_What you need to do_
Review the material line by line. Identify and copy every line that contains the string "ghabana".
━━━━━━━━━━
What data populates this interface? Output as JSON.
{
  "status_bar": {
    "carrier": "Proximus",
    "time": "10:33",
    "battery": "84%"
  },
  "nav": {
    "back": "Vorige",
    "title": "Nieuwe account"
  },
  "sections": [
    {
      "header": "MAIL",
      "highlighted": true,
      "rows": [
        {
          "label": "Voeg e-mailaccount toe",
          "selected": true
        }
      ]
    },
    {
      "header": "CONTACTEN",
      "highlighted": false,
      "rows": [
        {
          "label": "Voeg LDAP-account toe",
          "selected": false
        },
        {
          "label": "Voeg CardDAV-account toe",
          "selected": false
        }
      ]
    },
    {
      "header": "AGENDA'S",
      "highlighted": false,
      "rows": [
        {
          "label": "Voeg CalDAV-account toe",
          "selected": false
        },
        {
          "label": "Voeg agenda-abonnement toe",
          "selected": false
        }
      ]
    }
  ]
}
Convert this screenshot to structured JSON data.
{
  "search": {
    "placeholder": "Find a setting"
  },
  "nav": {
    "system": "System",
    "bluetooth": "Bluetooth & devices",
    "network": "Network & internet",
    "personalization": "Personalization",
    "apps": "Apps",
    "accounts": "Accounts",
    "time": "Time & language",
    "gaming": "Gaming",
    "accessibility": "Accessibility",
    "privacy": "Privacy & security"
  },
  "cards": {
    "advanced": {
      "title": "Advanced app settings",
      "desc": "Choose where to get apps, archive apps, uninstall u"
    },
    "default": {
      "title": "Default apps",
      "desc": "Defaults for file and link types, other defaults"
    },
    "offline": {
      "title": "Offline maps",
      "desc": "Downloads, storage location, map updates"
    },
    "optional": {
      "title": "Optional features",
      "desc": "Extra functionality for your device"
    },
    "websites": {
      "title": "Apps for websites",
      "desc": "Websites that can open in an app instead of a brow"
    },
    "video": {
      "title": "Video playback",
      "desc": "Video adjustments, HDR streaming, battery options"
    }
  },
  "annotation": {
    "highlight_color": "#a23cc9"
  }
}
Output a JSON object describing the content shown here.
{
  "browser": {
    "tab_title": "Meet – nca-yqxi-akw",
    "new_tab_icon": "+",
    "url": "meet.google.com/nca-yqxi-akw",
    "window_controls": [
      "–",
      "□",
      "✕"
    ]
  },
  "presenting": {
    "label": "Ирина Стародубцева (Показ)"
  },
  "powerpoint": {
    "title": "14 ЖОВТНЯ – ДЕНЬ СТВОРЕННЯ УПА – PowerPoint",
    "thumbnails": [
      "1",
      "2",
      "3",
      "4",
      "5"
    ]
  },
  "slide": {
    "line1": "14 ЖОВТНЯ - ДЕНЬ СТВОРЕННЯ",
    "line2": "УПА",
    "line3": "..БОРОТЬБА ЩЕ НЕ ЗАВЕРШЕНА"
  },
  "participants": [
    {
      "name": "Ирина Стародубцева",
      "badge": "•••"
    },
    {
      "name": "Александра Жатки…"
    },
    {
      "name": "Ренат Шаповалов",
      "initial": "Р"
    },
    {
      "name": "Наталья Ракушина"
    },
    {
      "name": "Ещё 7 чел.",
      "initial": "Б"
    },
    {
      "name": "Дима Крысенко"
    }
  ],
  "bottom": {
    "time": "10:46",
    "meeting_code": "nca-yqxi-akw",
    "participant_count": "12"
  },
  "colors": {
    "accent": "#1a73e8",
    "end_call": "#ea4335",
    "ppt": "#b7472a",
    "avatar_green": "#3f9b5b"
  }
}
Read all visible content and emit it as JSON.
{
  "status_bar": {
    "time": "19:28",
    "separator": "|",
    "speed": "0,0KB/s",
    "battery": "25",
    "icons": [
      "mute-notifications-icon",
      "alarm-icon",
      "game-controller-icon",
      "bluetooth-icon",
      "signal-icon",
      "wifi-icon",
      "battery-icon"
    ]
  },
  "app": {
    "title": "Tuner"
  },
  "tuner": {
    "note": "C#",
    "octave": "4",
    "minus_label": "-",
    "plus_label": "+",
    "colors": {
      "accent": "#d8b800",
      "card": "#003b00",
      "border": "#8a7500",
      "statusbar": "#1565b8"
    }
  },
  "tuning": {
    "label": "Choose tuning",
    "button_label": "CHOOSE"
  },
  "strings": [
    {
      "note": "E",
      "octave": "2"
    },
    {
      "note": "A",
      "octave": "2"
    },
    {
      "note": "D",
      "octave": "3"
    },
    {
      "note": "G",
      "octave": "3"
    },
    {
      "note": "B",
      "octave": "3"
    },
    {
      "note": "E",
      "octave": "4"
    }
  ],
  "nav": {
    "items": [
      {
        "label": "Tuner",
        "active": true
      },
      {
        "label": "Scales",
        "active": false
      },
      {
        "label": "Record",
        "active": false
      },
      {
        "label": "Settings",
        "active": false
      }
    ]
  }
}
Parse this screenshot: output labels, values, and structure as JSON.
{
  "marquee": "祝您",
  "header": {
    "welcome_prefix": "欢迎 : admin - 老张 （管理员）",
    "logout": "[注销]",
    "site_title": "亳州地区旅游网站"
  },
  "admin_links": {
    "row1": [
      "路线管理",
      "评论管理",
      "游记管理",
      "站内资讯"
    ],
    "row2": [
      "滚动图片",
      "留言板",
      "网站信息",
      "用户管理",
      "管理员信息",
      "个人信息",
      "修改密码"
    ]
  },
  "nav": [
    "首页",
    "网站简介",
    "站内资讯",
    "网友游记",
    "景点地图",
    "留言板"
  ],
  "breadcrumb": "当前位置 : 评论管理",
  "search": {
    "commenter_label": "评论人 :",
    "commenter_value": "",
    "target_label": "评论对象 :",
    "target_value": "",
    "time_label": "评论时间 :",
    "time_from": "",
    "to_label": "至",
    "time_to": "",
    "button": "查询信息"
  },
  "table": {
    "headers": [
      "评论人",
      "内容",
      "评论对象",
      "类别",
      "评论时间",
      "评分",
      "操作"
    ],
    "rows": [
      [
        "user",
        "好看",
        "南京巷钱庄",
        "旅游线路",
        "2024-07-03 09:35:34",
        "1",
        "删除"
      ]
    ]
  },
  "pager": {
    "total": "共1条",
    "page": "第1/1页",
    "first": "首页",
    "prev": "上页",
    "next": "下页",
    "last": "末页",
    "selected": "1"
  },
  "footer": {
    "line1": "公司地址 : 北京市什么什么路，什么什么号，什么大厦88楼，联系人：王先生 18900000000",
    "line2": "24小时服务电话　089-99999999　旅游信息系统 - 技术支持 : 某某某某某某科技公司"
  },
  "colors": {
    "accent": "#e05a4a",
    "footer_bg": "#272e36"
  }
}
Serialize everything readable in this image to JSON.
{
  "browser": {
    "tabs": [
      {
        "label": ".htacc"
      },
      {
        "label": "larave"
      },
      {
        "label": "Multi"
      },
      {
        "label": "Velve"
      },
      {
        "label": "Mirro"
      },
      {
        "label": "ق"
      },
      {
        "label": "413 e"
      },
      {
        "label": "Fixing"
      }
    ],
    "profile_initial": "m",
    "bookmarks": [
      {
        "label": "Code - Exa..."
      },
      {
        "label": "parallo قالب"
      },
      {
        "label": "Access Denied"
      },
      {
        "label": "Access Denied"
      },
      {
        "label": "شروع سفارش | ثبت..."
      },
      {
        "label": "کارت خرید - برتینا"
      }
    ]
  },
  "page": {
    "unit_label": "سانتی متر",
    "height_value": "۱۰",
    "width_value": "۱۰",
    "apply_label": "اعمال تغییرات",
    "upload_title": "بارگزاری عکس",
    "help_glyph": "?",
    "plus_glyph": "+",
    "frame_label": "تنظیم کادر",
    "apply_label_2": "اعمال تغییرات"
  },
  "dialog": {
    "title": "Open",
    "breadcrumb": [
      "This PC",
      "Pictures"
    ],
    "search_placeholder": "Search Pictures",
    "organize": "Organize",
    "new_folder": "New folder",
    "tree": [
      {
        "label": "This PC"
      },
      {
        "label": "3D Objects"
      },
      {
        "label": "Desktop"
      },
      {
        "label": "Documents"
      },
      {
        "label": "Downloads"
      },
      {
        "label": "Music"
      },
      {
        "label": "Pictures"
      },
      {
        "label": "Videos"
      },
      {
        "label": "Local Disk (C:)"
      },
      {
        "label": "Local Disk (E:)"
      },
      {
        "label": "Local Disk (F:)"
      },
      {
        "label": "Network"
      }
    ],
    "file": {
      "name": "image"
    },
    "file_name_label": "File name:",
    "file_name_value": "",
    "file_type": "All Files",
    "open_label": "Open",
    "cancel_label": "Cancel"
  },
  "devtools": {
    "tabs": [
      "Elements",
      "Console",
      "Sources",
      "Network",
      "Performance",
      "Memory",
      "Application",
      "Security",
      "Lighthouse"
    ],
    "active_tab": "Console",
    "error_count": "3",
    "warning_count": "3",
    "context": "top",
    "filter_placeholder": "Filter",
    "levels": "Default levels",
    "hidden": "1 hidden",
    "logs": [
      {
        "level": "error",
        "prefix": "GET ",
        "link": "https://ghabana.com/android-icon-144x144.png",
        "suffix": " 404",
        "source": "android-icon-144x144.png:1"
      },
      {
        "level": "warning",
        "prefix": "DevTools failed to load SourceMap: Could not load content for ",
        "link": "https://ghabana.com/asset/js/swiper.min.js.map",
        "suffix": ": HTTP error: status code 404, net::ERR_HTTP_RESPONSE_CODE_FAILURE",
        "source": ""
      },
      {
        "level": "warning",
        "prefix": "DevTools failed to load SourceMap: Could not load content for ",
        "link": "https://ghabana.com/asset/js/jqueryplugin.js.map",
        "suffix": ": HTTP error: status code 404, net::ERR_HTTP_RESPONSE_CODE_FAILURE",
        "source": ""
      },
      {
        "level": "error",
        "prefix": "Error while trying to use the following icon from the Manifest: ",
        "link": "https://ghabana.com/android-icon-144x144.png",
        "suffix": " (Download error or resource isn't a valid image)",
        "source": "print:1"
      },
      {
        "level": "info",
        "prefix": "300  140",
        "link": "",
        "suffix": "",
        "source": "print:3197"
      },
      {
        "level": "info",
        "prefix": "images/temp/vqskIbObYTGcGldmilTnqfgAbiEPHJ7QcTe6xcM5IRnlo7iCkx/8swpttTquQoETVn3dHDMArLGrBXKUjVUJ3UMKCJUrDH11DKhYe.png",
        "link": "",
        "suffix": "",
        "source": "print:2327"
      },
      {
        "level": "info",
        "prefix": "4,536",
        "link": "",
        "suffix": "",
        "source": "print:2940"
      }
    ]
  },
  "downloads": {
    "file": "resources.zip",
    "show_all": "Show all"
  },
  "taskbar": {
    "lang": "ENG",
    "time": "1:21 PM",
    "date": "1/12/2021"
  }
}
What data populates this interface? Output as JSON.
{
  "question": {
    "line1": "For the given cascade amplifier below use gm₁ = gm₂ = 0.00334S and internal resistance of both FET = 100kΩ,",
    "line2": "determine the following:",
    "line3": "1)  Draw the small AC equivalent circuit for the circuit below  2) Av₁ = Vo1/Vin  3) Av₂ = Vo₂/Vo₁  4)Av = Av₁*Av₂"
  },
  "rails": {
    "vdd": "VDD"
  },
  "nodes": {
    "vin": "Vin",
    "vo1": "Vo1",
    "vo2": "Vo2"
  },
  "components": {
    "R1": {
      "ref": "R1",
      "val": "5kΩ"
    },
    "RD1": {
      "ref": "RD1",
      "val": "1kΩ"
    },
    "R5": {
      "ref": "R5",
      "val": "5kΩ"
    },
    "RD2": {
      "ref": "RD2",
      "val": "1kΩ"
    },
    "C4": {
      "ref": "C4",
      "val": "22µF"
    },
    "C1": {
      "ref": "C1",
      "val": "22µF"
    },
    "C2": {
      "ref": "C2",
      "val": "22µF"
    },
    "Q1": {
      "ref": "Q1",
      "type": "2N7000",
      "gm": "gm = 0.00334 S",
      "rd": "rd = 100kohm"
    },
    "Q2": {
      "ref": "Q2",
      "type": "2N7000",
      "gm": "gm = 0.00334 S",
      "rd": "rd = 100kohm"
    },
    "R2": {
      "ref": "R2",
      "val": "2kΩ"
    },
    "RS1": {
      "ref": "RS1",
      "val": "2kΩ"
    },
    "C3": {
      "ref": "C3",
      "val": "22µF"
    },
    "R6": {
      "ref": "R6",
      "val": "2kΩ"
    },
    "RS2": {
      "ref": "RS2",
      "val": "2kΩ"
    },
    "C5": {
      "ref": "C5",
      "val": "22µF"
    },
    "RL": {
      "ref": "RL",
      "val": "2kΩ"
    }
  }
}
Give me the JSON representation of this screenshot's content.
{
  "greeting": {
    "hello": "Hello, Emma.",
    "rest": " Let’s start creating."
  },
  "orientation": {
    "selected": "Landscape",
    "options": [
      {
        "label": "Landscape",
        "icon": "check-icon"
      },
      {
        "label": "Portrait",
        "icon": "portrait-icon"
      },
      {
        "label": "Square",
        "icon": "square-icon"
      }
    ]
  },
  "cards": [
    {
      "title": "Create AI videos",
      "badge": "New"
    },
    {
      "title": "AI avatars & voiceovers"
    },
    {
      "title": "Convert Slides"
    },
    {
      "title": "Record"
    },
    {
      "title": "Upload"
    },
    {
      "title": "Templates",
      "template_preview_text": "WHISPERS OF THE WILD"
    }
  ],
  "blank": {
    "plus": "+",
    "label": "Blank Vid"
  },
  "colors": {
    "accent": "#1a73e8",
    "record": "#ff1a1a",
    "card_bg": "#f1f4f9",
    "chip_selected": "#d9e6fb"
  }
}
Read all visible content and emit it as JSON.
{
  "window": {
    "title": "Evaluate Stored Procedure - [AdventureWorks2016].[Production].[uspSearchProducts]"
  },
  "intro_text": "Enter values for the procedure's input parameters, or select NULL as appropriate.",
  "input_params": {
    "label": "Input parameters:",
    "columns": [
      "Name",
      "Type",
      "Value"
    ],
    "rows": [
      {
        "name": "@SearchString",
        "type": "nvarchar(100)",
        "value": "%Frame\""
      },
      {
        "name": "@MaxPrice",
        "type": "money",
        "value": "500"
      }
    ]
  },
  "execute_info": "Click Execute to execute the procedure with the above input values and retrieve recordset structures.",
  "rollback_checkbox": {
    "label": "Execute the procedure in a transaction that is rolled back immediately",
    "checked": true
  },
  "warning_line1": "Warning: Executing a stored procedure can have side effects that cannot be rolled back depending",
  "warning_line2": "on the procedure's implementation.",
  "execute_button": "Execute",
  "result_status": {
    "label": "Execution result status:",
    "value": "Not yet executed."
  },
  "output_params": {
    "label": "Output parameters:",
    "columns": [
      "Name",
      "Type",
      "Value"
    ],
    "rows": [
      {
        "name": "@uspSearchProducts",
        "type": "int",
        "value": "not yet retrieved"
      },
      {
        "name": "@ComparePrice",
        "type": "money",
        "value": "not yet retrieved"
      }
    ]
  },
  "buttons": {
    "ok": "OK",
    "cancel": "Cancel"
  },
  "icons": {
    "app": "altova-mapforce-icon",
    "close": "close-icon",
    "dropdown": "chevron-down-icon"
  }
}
━━━━━━━━━━
_Correct answer_
        "link": "https://ghabana.com/android-icon-144x144.png",
        "link": "https://ghabana.com/asset/js/swiper.min.js.map",
        "link": "https://ghabana.com/asset/js/jqueryplugin.js.map",
        "link": "https://ghabana.com/android-icon-144x144.png",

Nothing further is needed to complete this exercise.